>>>>>
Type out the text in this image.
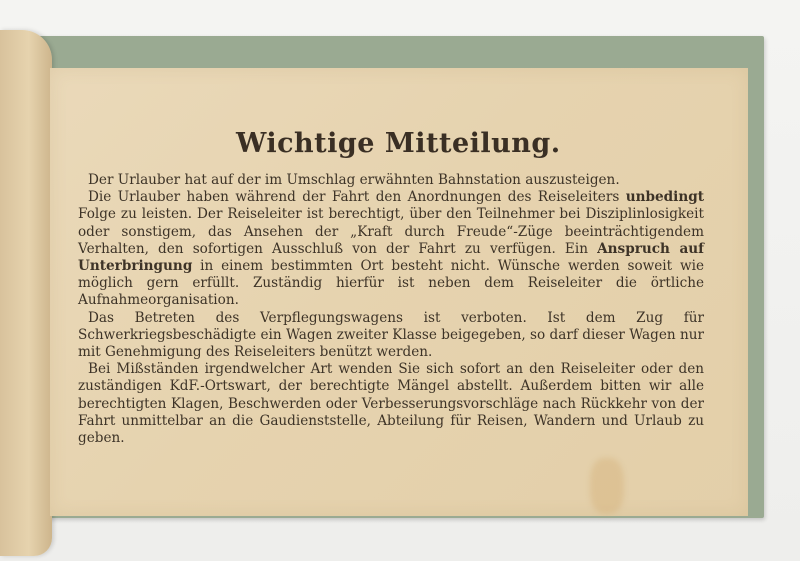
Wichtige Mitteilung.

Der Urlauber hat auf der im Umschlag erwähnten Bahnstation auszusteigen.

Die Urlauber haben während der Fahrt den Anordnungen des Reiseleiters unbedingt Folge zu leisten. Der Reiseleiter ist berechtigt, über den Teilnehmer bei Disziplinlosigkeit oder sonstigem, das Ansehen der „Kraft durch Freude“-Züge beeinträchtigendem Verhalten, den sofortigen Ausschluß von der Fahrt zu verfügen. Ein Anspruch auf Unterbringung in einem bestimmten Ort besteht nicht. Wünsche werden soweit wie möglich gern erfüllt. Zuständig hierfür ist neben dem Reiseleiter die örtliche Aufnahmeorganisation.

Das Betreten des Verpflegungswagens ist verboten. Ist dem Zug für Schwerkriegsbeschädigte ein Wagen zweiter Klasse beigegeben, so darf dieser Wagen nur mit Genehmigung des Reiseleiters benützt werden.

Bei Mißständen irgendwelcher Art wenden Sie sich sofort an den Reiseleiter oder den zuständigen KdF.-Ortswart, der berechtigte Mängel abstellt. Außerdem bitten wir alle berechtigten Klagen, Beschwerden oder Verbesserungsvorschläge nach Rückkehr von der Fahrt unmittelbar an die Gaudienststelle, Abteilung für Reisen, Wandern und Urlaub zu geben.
<<<<<
>>>>>
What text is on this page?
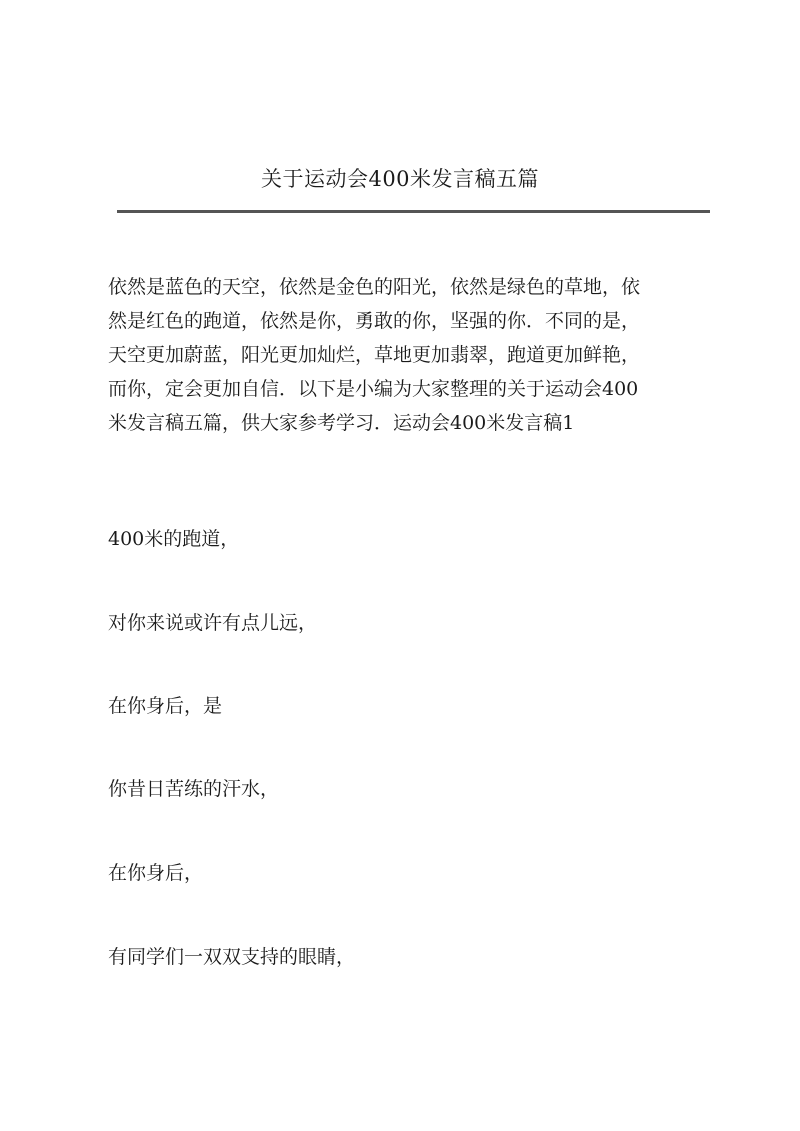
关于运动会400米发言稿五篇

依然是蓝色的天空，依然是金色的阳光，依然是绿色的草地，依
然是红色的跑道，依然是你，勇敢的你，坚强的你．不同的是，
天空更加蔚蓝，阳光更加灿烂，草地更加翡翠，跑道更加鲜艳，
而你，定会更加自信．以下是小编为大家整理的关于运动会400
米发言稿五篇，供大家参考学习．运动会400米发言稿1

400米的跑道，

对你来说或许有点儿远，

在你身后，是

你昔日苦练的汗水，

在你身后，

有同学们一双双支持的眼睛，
<<<<<
▶ AIM: Count how many lines contain "this" and give only that count.

▶ SOLUTION: 2